--- Your instructions ---
Using the material that follows, identify and copy each line with the string "from".

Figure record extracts
● ● ● ●
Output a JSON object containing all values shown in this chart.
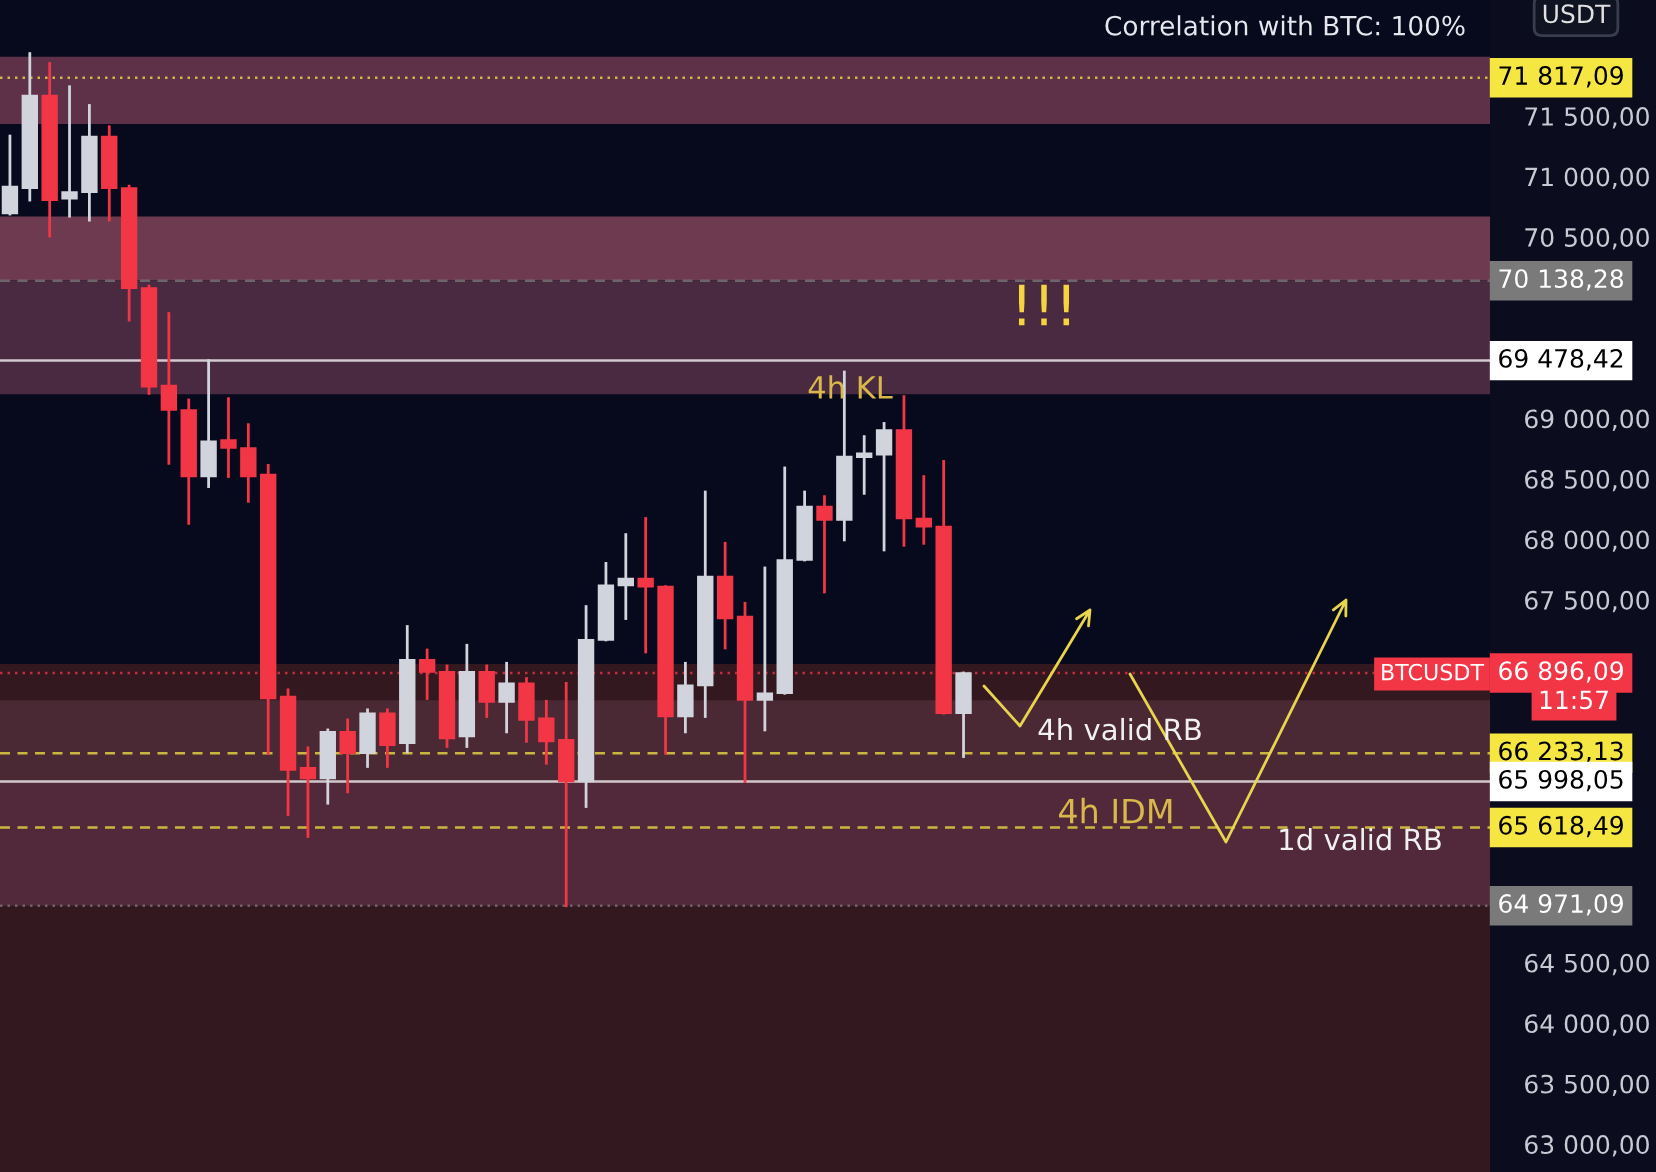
{
  "chart_data": {
    "type": "candlestick",
    "ylabel": "USDT",
    "tick_labels": "y",
    "categories": [
      null,
      null,
      null,
      null,
      null,
      null,
      null,
      null,
      null,
      null,
      null,
      null,
      null,
      null,
      null,
      null,
      null,
      null,
      null,
      null,
      null,
      null,
      null,
      null,
      null,
      null,
      null,
      null,
      null,
      null,
      null,
      null,
      null,
      null,
      null,
      null,
      null,
      null,
      null,
      null,
      null,
      null,
      null,
      null,
      null,
      null,
      null,
      null,
      null,
      null,
      null,
      null,
      null,
      null,
      null,
      null,
      null,
      null,
      null,
      null,
      null,
      null,
      null,
      null,
      null,
      null,
      null,
      null,
      null,
      null,
      null,
      null,
      null,
      null,
      null
    ],
    "ohlc": [
      [
        70695,
        71335,
        70690,
        70917
      ],
      [
        70905,
        72017,
        70806,
        71670
      ],
      [
        71670,
        71935,
        70508,
        70806
      ],
      [
        70817,
        71743,
        70673,
        70872
      ],
      [
        70872,
        71588,
        70640,
        71330
      ],
      [
        71330,
        71412,
        70640,
        70905
      ],
      [
        70905,
        70921,
        69814,
        70078
      ],
      [
        70078,
        70095,
        69207,
        69263
      ],
      [
        69273,
        69868,
        68629,
        69070
      ],
      [
        69070,
        69153,
        68133,
        68520
      ],
      [
        68520,
        69478,
        68437,
        68811
      ],
      [
        68822,
        69164,
        68520,
        68756
      ],
      [
        68756,
        68949,
        68315,
        68520
      ],
      [
        68536,
        68612,
        66232,
        66685
      ],
      [
        66701,
        66756,
        65726,
        66095
      ],
      [
        66111,
        66277,
        65544,
        66024
      ],
      [
        66024,
        66425,
        65819,
        66409
      ],
      [
        66409,
        66508,
        65913,
        66232
      ],
      [
        66232,
        66591,
        66123,
        66563
      ],
      [
        66563,
        66591,
        66123,
        66298
      ],
      [
        66315,
        67280,
        66243,
        67004
      ],
      [
        67004,
        67086,
        66685,
        66905
      ],
      [
        66905,
        66954,
        66288,
        66354
      ],
      [
        66371,
        67125,
        66288,
        66905
      ],
      [
        66905,
        66954,
        66536,
        66657
      ],
      [
        66657,
        66976,
        66409,
        66810
      ],
      [
        66810,
        66850,
        66331,
        66508
      ],
      [
        66520,
        66662,
        66149,
        66331
      ],
      [
        66343,
        66810,
        64971,
        66000
      ],
      [
        66000,
        67445,
        65792,
        67169
      ],
      [
        67169,
        67802,
        67169,
        67620
      ],
      [
        67620,
        68040,
        67346,
        67677
      ],
      [
        67677,
        68173,
        67070,
        67610
      ],
      [
        67610,
        67610,
        66232,
        66536
      ],
      [
        66536,
        66976,
        66409,
        66794
      ],
      [
        66794,
        68392,
        66536,
        67693
      ],
      [
        67693,
        67968,
        67103,
        67346
      ],
      [
        67363,
        67472,
        65998,
        66673
      ],
      [
        66673,
        67764,
        66425,
        66728
      ],
      [
        66728,
        68591,
        66728,
        67830
      ],
      [
        67830,
        68392,
        67830,
        68272
      ],
      [
        68272,
        68354,
        67566,
        68161
      ],
      [
        68161,
        69384,
        67996,
        68685
      ],
      [
        68680,
        68850,
        68381,
        68711
      ],
      [
        68701,
        68959,
        67913,
        68905
      ],
      [
        68905,
        69181,
        67951,
        68173
      ],
      [
        68173,
        68520,
        67968,
        68106
      ],
      [
        68106,
        68645,
        66563,
        66563
      ],
      [
        66563,
        66896,
        66205,
        66896
      ],
      null,
      null,
      null,
      null,
      null,
      null,
      null,
      null,
      null,
      null,
      null,
      null,
      null,
      null,
      null,
      null,
      null,
      null,
      null,
      null,
      null,
      null,
      null,
      null,
      null,
      null
    ],
    "colors": [
      "#d1d4dc",
      "#d1d4dc",
      "#f23645",
      "#d1d4dc",
      "#d1d4dc",
      "#f23645",
      "#f23645",
      "#f23645",
      "#f23645",
      "#f23645",
      "#d1d4dc",
      "#f23645",
      "#f23645",
      "#f23645",
      "#f23645",
      "#f23645",
      "#d1d4dc",
      "#f23645",
      "#d1d4dc",
      "#f23645",
      "#d1d4dc",
      "#f23645",
      "#f23645",
      "#d1d4dc",
      "#f23645",
      "#d1d4dc",
      "#f23645",
      "#f23645",
      "#f23645",
      "#d1d4dc",
      "#d1d4dc",
      "#d1d4dc",
      "#f23645",
      "#f23645",
      "#d1d4dc",
      "#d1d4dc",
      "#f23645",
      "#f23645",
      "#d1d4dc",
      "#d1d4dc",
      "#d1d4dc",
      "#f23645",
      "#d1d4dc",
      "#d1d4dc",
      "#d1d4dc",
      "#f23645",
      "#f23645",
      "#f23645",
      "#d1d4dc",
      null,
      null,
      null,
      null,
      null,
      null,
      null,
      null,
      null,
      null,
      null,
      null,
      null,
      null,
      null,
      null,
      null,
      null,
      null,
      null,
      null,
      null,
      null,
      null,
      null,
      null
    ],
    "ylim": [
      62770,
      72460
    ],
    "yticks": [
      {
        "value": 63000,
        "label": "63 000,00"
      },
      {
        "value": 63500,
        "label": "63 500,00"
      },
      {
        "value": 64000,
        "label": "64 000,00"
      },
      {
        "value": 64500,
        "label": "64 500,00"
      },
      {
        "value": 67500,
        "label": "67 500,00"
      },
      {
        "value": 68000,
        "label": "68 000,00"
      },
      {
        "value": 68500,
        "label": "68 500,00"
      },
      {
        "value": 69000,
        "label": "69 000,00"
      },
      {
        "value": 70500,
        "label": "70 500,00"
      },
      {
        "value": 71000,
        "label": "71 000,00"
      },
      {
        "value": 71500,
        "label": "71 500,00"
      }
    ],
    "bands": [
      {
        "axis": "y",
        "from": 71435,
        "to": 71990,
        "color": "#5e3148"
      },
      {
        "axis": "y",
        "from": 70140,
        "to": 70670,
        "color": "#6e3a50"
      },
      {
        "axis": "y",
        "from": 69200,
        "to": 70140,
        "color": "#4a2a40"
      },
      {
        "axis": "y",
        "from": 62770,
        "to": 66970,
        "color": "#33191f"
      },
      {
        "axis": "y",
        "from": 65998,
        "to": 66670,
        "color": "#4a2834"
      },
      {
        "axis": "y",
        "from": 64971,
        "to": 65998,
        "color": "#51293a"
      }
    ],
    "ref_lines": [
      {
        "axis": "y",
        "value": 71817.09,
        "label": "71 817,09",
        "color": "#f5e642",
        "line_style": "dotted"
      },
      {
        "axis": "y",
        "value": 70138.28,
        "label": "70 138,28",
        "color": "#7a7a7a",
        "line_style": "dashed"
      },
      {
        "axis": "y",
        "value": 69478.42,
        "label": "69 478,42",
        "color": "#ffffff",
        "line_style": "solid"
      },
      {
        "axis": "y",
        "value": 66896.09,
        "label": "66 896,09",
        "color": "#f23645",
        "line_style": "dotted"
      },
      {
        "axis": "y",
        "value": 66233.13,
        "label": "66 233,13",
        "color": "#f5e642",
        "line_style": "dashed"
      },
      {
        "axis": "y",
        "value": 65998.05,
        "label": "65 998,05",
        "color": "#ffffff",
        "line_style": "solid"
      },
      {
        "axis": "y",
        "value": 65618.49,
        "label": "65 618,49",
        "color": "#f5e642",
        "line_style": "dashed"
      },
      {
        "axis": "y",
        "value": 64971.09,
        "label": "64 971,09",
        "color": "#7a7a7a",
        "line_style": "dotted"
      }
    ],
    "annotations": [
      "Correlation with BTC: 100%",
      "!!!",
      "4h KL",
      "4h valid RB",
      "4h IDM",
      "1d valid RB",
      "11:57",
      "BTCUSDT"
    ]
  }
}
● ● ● ●
--- Exercise response ---
        "from": 71435,
        "from": 70140,
        "from": 69200,
        "from": 62770,
        "from": 65998,
        "from": 64971,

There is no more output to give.